(Stored items)
***

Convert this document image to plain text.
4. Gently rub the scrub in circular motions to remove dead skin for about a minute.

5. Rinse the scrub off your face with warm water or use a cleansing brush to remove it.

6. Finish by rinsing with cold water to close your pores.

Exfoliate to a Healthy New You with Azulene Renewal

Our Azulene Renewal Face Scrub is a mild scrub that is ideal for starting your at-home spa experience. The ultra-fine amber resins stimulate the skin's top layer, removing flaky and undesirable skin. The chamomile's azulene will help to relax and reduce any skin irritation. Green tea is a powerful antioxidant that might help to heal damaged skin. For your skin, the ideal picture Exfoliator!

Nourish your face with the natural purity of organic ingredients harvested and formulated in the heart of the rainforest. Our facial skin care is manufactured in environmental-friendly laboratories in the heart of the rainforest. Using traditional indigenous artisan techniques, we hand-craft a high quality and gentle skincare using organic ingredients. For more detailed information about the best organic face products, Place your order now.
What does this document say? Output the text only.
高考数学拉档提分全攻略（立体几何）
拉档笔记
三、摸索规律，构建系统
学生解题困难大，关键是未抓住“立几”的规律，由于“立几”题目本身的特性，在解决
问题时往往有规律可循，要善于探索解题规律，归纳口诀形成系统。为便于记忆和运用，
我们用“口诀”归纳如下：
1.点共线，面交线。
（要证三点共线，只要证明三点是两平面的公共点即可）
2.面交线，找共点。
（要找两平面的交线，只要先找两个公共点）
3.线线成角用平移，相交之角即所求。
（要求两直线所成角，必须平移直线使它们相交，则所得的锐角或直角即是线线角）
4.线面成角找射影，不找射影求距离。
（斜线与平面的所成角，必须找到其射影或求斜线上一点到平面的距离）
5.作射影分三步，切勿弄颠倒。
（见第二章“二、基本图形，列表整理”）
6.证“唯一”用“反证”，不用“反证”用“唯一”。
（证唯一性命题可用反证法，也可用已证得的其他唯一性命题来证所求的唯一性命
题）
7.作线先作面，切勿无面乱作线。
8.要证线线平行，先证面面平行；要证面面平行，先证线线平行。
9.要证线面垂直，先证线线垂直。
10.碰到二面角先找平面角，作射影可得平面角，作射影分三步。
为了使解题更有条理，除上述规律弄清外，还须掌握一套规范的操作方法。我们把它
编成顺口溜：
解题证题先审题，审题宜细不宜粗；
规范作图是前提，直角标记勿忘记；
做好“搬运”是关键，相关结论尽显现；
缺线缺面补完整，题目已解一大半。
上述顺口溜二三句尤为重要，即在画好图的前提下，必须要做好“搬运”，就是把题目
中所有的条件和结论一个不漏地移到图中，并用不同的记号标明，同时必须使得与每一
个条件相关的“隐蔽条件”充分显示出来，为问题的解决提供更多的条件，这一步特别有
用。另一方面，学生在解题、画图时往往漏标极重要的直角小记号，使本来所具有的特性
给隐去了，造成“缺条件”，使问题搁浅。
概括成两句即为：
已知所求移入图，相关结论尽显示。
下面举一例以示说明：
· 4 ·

***

- [Task]
Write out the whole listing exactly.

- [Exercise solution]
Convert this document image to plain text.
4. Gently rub the scrub in circular motions to remove dead skin for about a minute.

5. Rinse the scrub off your face with warm water or use a cleansing brush to remove it.

6. Finish by rinsing with cold water to close your pores.

Exfoliate to a Healthy New You with Azulene Renewal

Our Azulene Renewal Face Scrub is a mild scrub that is ideal for starting your at-home spa experience. The ultra-fine amber resins stimulate the skin's top layer, removing flaky and undesirable skin. The chamomile's azulene will help to relax and reduce any skin irritation. Green tea is a powerful antioxidant that might help to heal damaged skin. For your skin, the ideal picture Exfoliator!

Nourish your face with the natural purity of organic ingredients harvested and formulated in the heart of the rainforest. Our facial skin care is manufactured in environmental-friendly laboratories in the heart of the rainforest. Using traditional indigenous artisan techniques, we hand-craft a high quality and gentle skincare using organic ingredients. For more detailed information about the best organic face products, Place your order now.
What does this document say? Output the text only.
高考数学拉档提分全攻略（立体几何）
拉档笔记
三、摸索规律，构建系统
学生解题困难大，关键是未抓住“立几”的规律，由于“立几”题目本身的特性，在解决
问题时往往有规律可循，要善于探索解题规律，归纳口诀形成系统。为便于记忆和运用，
我们用“口诀”归纳如下：
1.点共线，面交线。
（要证三点共线，只要证明三点是两平面的公共点即可）
2.面交线，找共点。
（要找两平面的交线，只要先找两个公共点）
3.线线成角用平移，相交之角即所求。
（要求两直线所成角，必须平移直线使它们相交，则所得的锐角或直角即是线线角）
4.线面成角找射影，不找射影求距离。
（斜线与平面的所成角，必须找到其射影或求斜线上一点到平面的距离）
5.作射影分三步，切勿弄颠倒。
（见第二章“二、基本图形，列表整理”）
6.证“唯一”用“反证”，不用“反证”用“唯一”。
（证唯一性命题可用反证法，也可用已证得的其他唯一性命题来证所求的唯一性命
题）
7.作线先作面，切勿无面乱作线。
8.要证线线平行，先证面面平行；要证面面平行，先证线线平行。
9.要证线面垂直，先证线线垂直。
10.碰到二面角先找平面角，作射影可得平面角，作射影分三步。
为了使解题更有条理，除上述规律弄清外，还须掌握一套规范的操作方法。我们把它
编成顺口溜：
解题证题先审题，审题宜细不宜粗；
规范作图是前提，直角标记勿忘记；
做好“搬运”是关键，相关结论尽显现；
缺线缺面补完整，题目已解一大半。
上述顺口溜二三句尤为重要，即在画好图的前提下，必须要做好“搬运”，就是把题目
中所有的条件和结论一个不漏地移到图中，并用不同的记号标明，同时必须使得与每一
个条件相关的“隐蔽条件”充分显示出来，为问题的解决提供更多的条件，这一步特别有
用。另一方面，学生在解题、画图时往往漏标极重要的直角小记号，使本来所具有的特性
给隐去了，造成“缺条件”，使问题搁浅。
概括成两句即为：
已知所求移入图，相关结论尽显示。
下面举一例以示说明：
· 4 ·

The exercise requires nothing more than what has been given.